Exercise details: Word for word, set down the records and skip each picture.

Dataset items
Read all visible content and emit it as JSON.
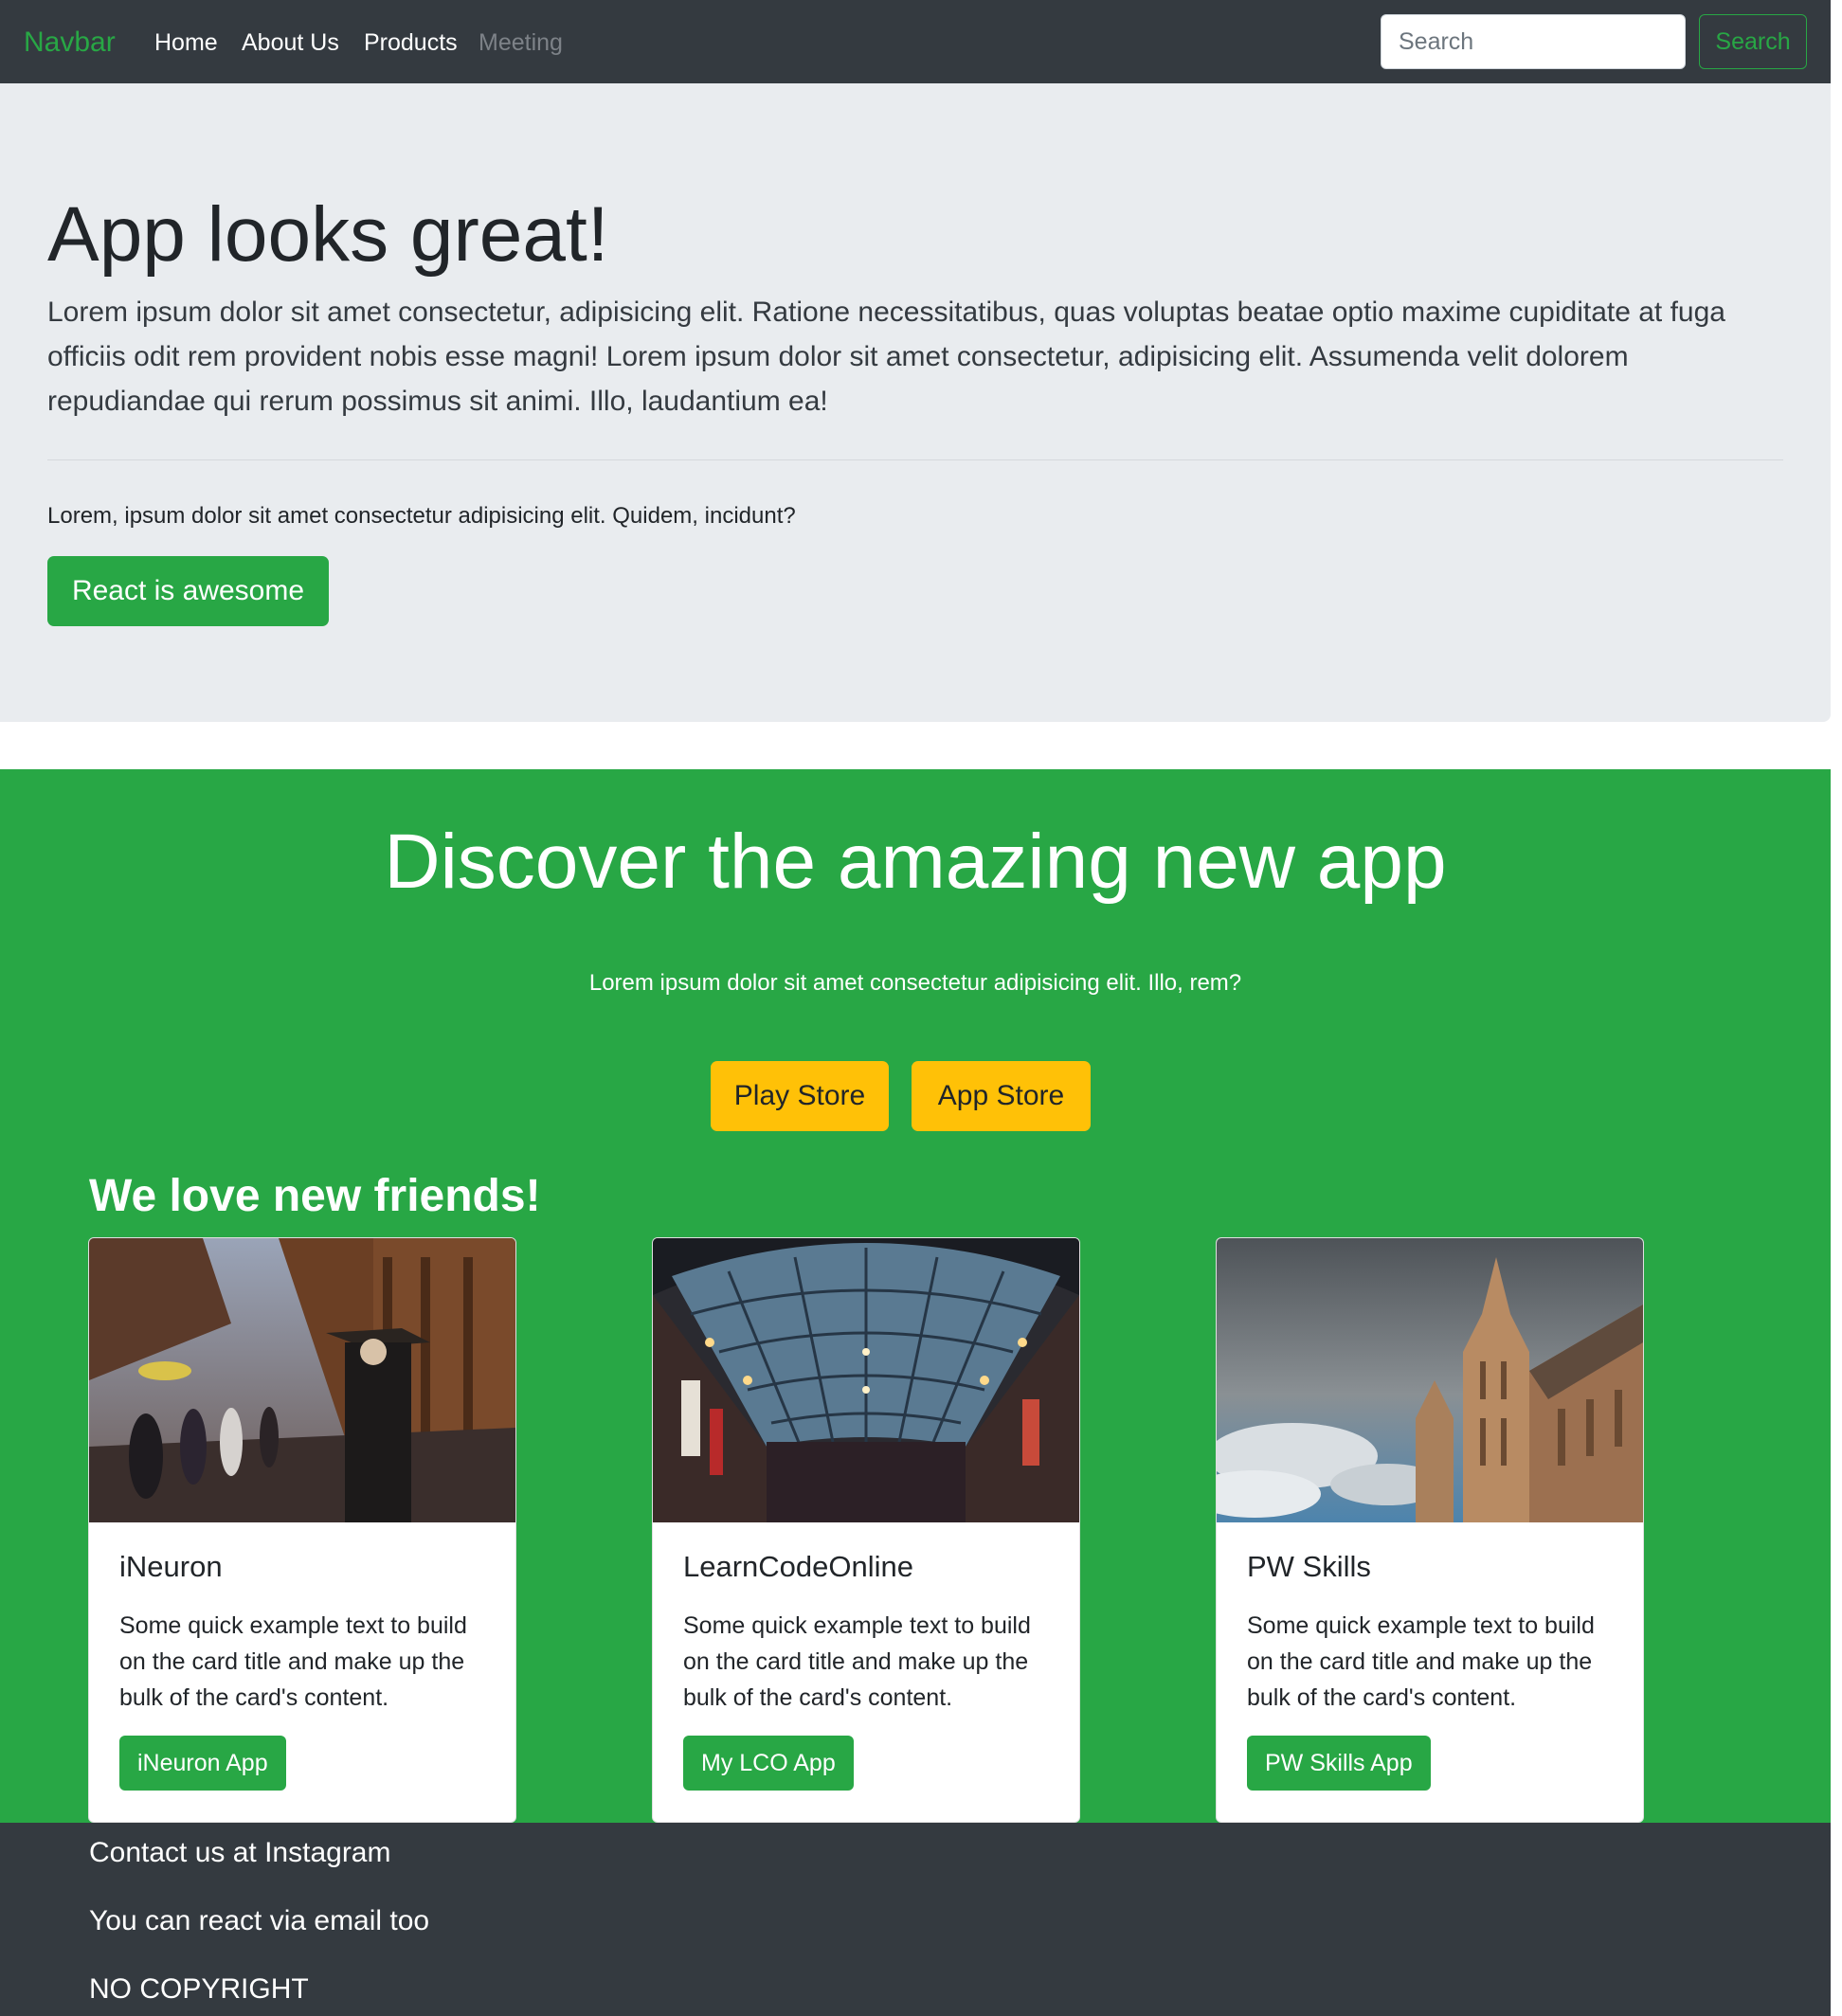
{
  "navbar": {
    "brand": "Navbar",
    "links": [
      "Home",
      "About Us",
      "Products",
      "Meeting"
    ],
    "search_placeholder": "Search",
    "search_button": "Search"
  },
  "jumbotron": {
    "title": "App looks great!",
    "lead": "Lorem ipsum dolor sit amet consectetur, adipisicing elit. Ratione necessitatibus, quas voluptas beatae optio maxime cupiditate at fuga officiis odit rem provident nobis esse magni! Lorem ipsum dolor sit amet consectetur, adipisicing elit. Assumenda velit dolorem repudiandae qui rerum possimus sit animi. Illo, laudantium ea!",
    "text": "Lorem, ipsum dolor sit amet consectetur adipisicing elit. Quidem, incidunt?",
    "button": "React is awesome"
  },
  "hero": {
    "title": "Discover the amazing new app",
    "text": "Lorem ipsum dolor sit amet consectetur adipisicing elit. Illo, rem?",
    "buttons": [
      "Play Store",
      "App Store"
    ],
    "friends_heading": "We love new friends!"
  },
  "cards": [
    {
      "title": "iNeuron",
      "text": "Some quick example text to build on the card title and make up the bulk of the card's content.",
      "button": "iNeuron App",
      "image": "street-photo"
    },
    {
      "title": "LearnCodeOnline",
      "text": "Some quick example text to build on the card title and make up the bulk of the card's content.",
      "button": "My LCO App",
      "image": "arcade-photo"
    },
    {
      "title": "PW Skills",
      "text": "Some quick example text to build on the card title and make up the bulk of the card's content.",
      "button": "PW Skills App",
      "image": "cathedral-photo"
    }
  ],
  "footer": {
    "lines": [
      "Contact us at Instagram",
      "You can react via email too",
      "NO COPYRIGHT"
    ]
  },
  "colors": {
    "dark": "#343a40",
    "green": "#28a745",
    "yellow": "#ffc107",
    "light": "#e9ecef"
  }
}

Response to this exercise:
Read all visible content and emit it as JSON.
{
  "navbar": {
    "brand": "Navbar",
    "links": [
      "Home",
      "About Us",
      "Products",
      "Meeting"
    ],
    "search_placeholder": "Search",
    "search_button": "Search"
  },
  "jumbotron": {
    "title": "App looks great!",
    "lead": "Lorem ipsum dolor sit amet consectetur, adipisicing elit. Ratione necessitatibus, quas voluptas beatae optio maxime cupiditate at fuga officiis odit rem provident nobis esse magni! Lorem ipsum dolor sit amet consectetur, adipisicing elit. Assumenda velit dolorem repudiandae qui rerum possimus sit animi. Illo, laudantium ea!",
    "text": "Lorem, ipsum dolor sit amet consectetur adipisicing elit. Quidem, incidunt?",
    "button": "React is awesome"
  },
  "hero": {
    "title": "Discover the amazing new app",
    "text": "Lorem ipsum dolor sit amet consectetur adipisicing elit. Illo, rem?",
    "buttons": [
      "Play Store",
      "App Store"
    ],
    "friends_heading": "We love new friends!"
  },
  "cards": [
    {
      "title": "iNeuron",
      "text": "Some quick example text to build on the card title and make up the bulk of the card's content.",
      "button": "iNeuron App",
      "image": "street-photo"
    },
    {
      "title": "LearnCodeOnline",
      "text": "Some quick example text to build on the card title and make up the bulk of the card's content.",
      "button": "My LCO App",
      "image": "arcade-photo"
    },
    {
      "title": "PW Skills",
      "text": "Some quick example text to build on the card title and make up the bulk of the card's content.",
      "button": "PW Skills App",
      "image": "cathedral-photo"
    }
  ],
  "footer": {
    "lines": [
      "Contact us at Instagram",
      "You can react via email too",
      "NO COPYRIGHT"
    ]
  },
  "colors": {
    "dark": "#343a40",
    "green": "#28a745",
    "yellow": "#ffc107",
    "light": "#e9ecef"
  }
}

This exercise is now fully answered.